[Begin Supplied records]
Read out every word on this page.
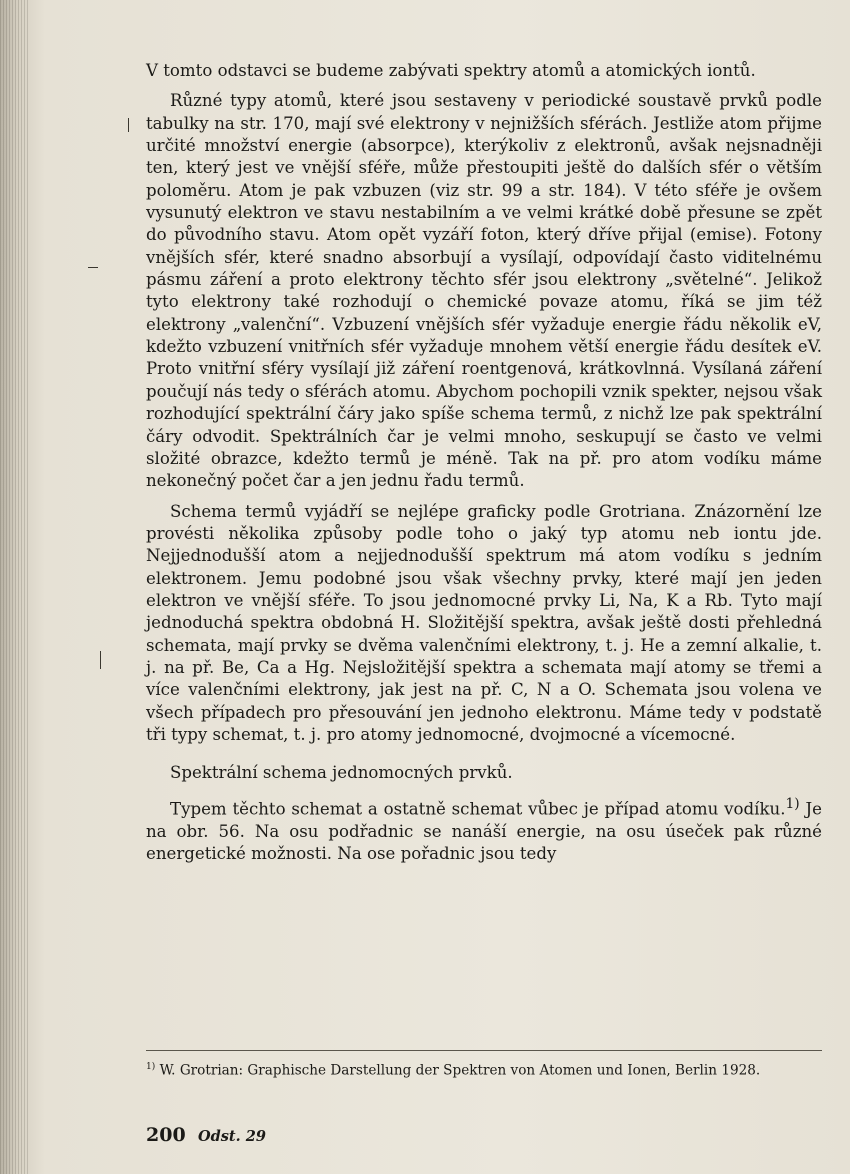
V tomto odstavci se budeme zabývati spektry atomů a atomických iontů.

Různé typy atomů, které jsou sestaveny v periodické soustavě prvků podle tabulky na str. 170, mají své elektrony v nejnižších sférách. Jestliže atom přijme určité množství energie (absorpce), kterýkoliv z elektronů, avšak nejsnadněji ten, který jest ve vnější sféře, může přestoupiti ještě do dalších sfér o větším poloměru. Atom je pak vzbuzen (viz str. 99 a str. 184). V této sféře je ovšem vysunutý elektron ve stavu nestabilním a ve velmi krátké době přesune se zpět do původního stavu. Atom opět vyzáří foton, který dříve přijal (emise). Fotony vnějších sfér, které snadno absorbují a vysílají, odpovídají často viditelnému pásmu záření a proto elektrony těchto sfér jsou elektrony „světelné“. Jelikož tyto elektrony také rozhodují o chemické povaze atomu, říká se jim též elektrony „valenční“. Vzbuzení vnějších sfér vyžaduje energie řádu několik eV, kdežto vzbuzení vnitřních sfér vyžaduje mnohem větší energie řádu desítek eV. Proto vnitřní sféry vysílají již záření roentgenová, krátkovlnná. Vysílaná záření poučují nás tedy o sférách atomu. Abychom pochopili vznik spekter, nejsou však rozhodující spektrální čáry jako spíše schema termů, z nichž lze pak spektrální čáry odvodit. Spektrálních čar je velmi mnoho, seskupují se často ve velmi složité obrazce, kdežto termů je méně. Tak na př. pro atom vodíku máme nekonečný počet čar a jen jednu řadu termů.

Schema termů vyjádří se nejlépe graficky podle Grotriana. Znázornění lze provésti několika způsoby podle toho o jaký typ atomu neb iontu jde. Nejjednodušší atom a nejjednodušší spektrum má atom vodíku s jedním elektronem. Jemu podobné jsou však všechny prvky, které mají jen jeden elektron ve vnější sféře. To jsou jednomocné prvky Li, Na, K a Rb. Tyto mají jednoduchá spektra obdobná H. Složitější spektra, avšak ještě dosti přehledná schemata, mají prvky se dvěma valenčními elektrony, t. j. He a zemní alkalie, t. j. na př. Be, Ca a Hg. Nejsložitější spektra a schemata mají atomy se třemi a více valenčními elektrony, jak jest na př. C, N a O. Schemata jsou volena ve všech případech pro přesouvání jen jednoho elektronu. Máme tedy v podstatě tři typy schemat, t. j. pro atomy jednomocné, dvojmocné a vícemocné.

Spektrální schema jednomocných prvků.

Typem těchto schemat a ostatně schemat vůbec je případ atomu vodíku.$^{1)}$ Je na obr. 56. Na osu podřadnic se nanáší energie, na osu úseček pak různé energetické možnosti. Na ose pořadnic jsou tedy

$^{1)}$ W. Grotrian: Graphische Darstellung der Spektren von Atomen und Ionen, Berlin 1928.
200 Odst. 29
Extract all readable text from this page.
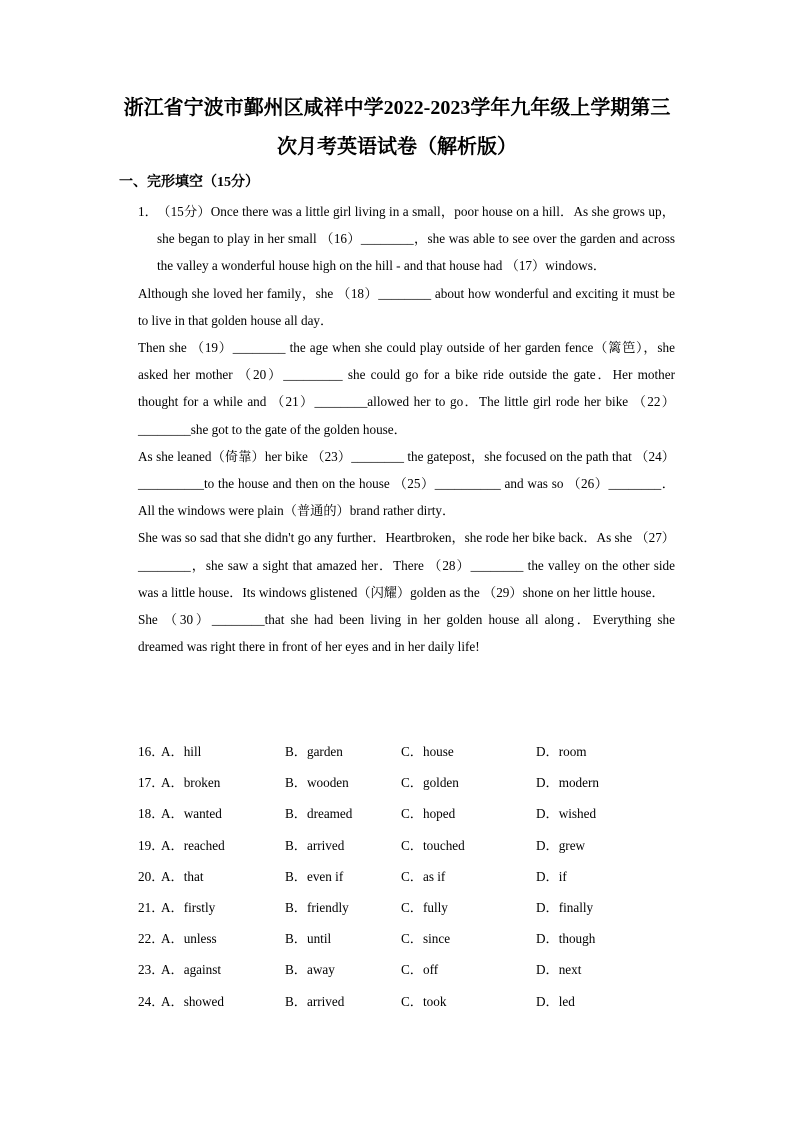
浙江省宁波市鄞州区咸祥中学2022-2023学年九年级上学期第三
次月考英语试卷（解析版）
一、完形填空（15分）

1．（15分）Once there was a little girl living in a small，poor house on a hill．As she grows up，she began to play in her small （16）________，she was able to see over the garden and across the valley a wonderful house high on the hill - and that house had （17）windows．

Although she loved her family，she （18）________ about how wonderful and exciting it must be to live in that golden house all day．

Then she （19）________ the age when she could play outside of her garden fence（篱笆），she asked her mother （20）_________ she could go for a bike ride outside the gate．Her mother thought for a while and （21）________allowed her to go．The little girl rode her bike （22）________she got to the gate of the golden house．

As she leaned（倚靠）her bike （23）________ the gatepost，she focused on the path that （24）__________to the house and then on the house （25）__________ and was so （26）________．All the windows were plain（普通的）brand rather dirty．

She was so sad that she didn't go any further．Heartbroken，she rode her bike back．As she （27）________，she saw a sight that amazed her．There （28）________ the valley on the other side was a little house．Its windows glistened（闪耀）golden as the （29）shone on her little house．

She （30）________that she had been living in her golden house all along．Everything she dreamed was right there in front of her eyes and in her daily life!

16．
A．hill	B．garden	C．house	D．room
17．
A．broken	B．wooden	C．golden	D．modern
18．
A．wanted	B．dreamed	C．hoped	D．wished
19．
A．reached	B．arrived	C．touched	D．grew
20．
A．that	B．even if	C．as if	D．if
21．
A．firstly	B．friendly	C．fully	D．finally
22．
A．unless	B．until	C．since	D．though
23．
A．against	B．away	C．off	D．next
24．
A．showed	B．arrived	C．took	D．led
[End Supplied records]
Extract all lines that hold the word "wonderful".

→ Full answer
1．（15分）Once there was a little girl living in a small，poor house on a hill．As she grows up，she began to play in her small （16）________，she was able to see over the garden and across the valley a wonderful house high on the hill - and that house had （17）windows．
Although she loved her family，she （18）________ about how wonderful and exciting it must be to live in that golden house all day．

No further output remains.